> _YOUR OBJECTIVE_: Images excluded, repeat each entry below exactly.

Entries from a dataset
——

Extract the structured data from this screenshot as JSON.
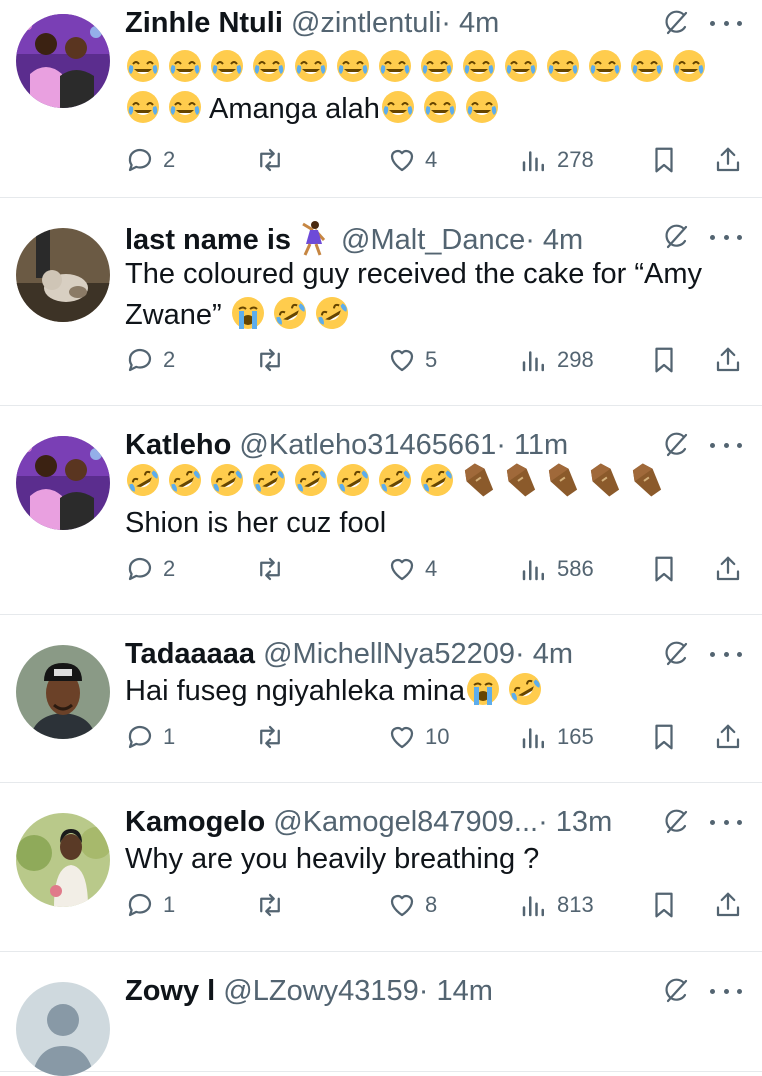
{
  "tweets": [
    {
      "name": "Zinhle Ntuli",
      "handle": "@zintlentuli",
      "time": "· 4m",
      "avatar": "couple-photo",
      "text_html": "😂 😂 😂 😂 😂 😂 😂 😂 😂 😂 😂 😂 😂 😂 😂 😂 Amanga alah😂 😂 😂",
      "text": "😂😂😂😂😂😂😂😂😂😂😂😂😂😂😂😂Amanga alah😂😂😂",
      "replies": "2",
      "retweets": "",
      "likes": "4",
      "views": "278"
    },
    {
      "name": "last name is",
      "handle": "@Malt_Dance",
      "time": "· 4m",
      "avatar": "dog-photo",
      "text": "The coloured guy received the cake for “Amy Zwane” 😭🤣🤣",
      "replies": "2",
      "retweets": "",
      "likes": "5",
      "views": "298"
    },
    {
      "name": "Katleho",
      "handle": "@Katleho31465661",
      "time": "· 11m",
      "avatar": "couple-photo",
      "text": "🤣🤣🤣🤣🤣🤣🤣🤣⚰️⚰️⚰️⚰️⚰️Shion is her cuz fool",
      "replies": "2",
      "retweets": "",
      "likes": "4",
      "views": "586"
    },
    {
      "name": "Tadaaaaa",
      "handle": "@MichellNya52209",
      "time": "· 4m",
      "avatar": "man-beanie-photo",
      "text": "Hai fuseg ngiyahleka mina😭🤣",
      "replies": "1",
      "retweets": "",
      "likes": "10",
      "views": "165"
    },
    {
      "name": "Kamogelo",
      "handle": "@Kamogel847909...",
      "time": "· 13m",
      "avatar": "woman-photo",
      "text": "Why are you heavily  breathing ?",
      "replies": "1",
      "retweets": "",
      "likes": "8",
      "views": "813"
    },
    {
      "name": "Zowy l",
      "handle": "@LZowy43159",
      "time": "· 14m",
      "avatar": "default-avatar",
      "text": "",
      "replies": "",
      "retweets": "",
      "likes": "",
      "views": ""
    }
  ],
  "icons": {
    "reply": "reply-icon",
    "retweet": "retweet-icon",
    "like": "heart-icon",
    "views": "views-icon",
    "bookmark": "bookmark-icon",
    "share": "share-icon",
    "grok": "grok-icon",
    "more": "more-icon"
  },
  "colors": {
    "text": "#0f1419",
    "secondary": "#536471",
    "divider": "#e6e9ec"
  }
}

——

> _RESPONSE BELOW_:
Extract the structured data from this screenshot as JSON.
{
  "tweets": [
    {
      "name": "Zinhle Ntuli",
      "handle": "@zintlentuli",
      "time": "· 4m",
      "avatar": "couple-photo",
      "text_html": "😂 😂 😂 😂 😂 😂 😂 😂 😂 😂 😂 😂 😂 😂 😂 😂 Amanga alah😂 😂 😂",
      "text": "😂😂😂😂😂😂😂😂😂😂😂😂😂😂😂😂Amanga alah😂😂😂",
      "replies": "2",
      "retweets": "",
      "likes": "4",
      "views": "278"
    },
    {
      "name": "last name is",
      "handle": "@Malt_Dance",
      "time": "· 4m",
      "avatar": "dog-photo",
      "text": "The coloured guy received the cake for “Amy Zwane” 😭🤣🤣",
      "replies": "2",
      "retweets": "",
      "likes": "5",
      "views": "298"
    },
    {
      "name": "Katleho",
      "handle": "@Katleho31465661",
      "time": "· 11m",
      "avatar": "couple-photo",
      "text": "🤣🤣🤣🤣🤣🤣🤣🤣⚰️⚰️⚰️⚰️⚰️Shion is her cuz fool",
      "replies": "2",
      "retweets": "",
      "likes": "4",
      "views": "586"
    },
    {
      "name": "Tadaaaaa",
      "handle": "@MichellNya52209",
      "time": "· 4m",
      "avatar": "man-beanie-photo",
      "text": "Hai fuseg ngiyahleka mina😭🤣",
      "replies": "1",
      "retweets": "",
      "likes": "10",
      "views": "165"
    },
    {
      "name": "Kamogelo",
      "handle": "@Kamogel847909...",
      "time": "· 13m",
      "avatar": "woman-photo",
      "text": "Why are you heavily  breathing ?",
      "replies": "1",
      "retweets": "",
      "likes": "8",
      "views": "813"
    },
    {
      "name": "Zowy l",
      "handle": "@LZowy43159",
      "time": "· 14m",
      "avatar": "default-avatar",
      "text": "",
      "replies": "",
      "retweets": "",
      "likes": "",
      "views": ""
    }
  ],
  "icons": {
    "reply": "reply-icon",
    "retweet": "retweet-icon",
    "like": "heart-icon",
    "views": "views-icon",
    "bookmark": "bookmark-icon",
    "share": "share-icon",
    "grok": "grok-icon",
    "more": "more-icon"
  },
  "colors": {
    "text": "#0f1419",
    "secondary": "#536471",
    "divider": "#e6e9ec"
  }
}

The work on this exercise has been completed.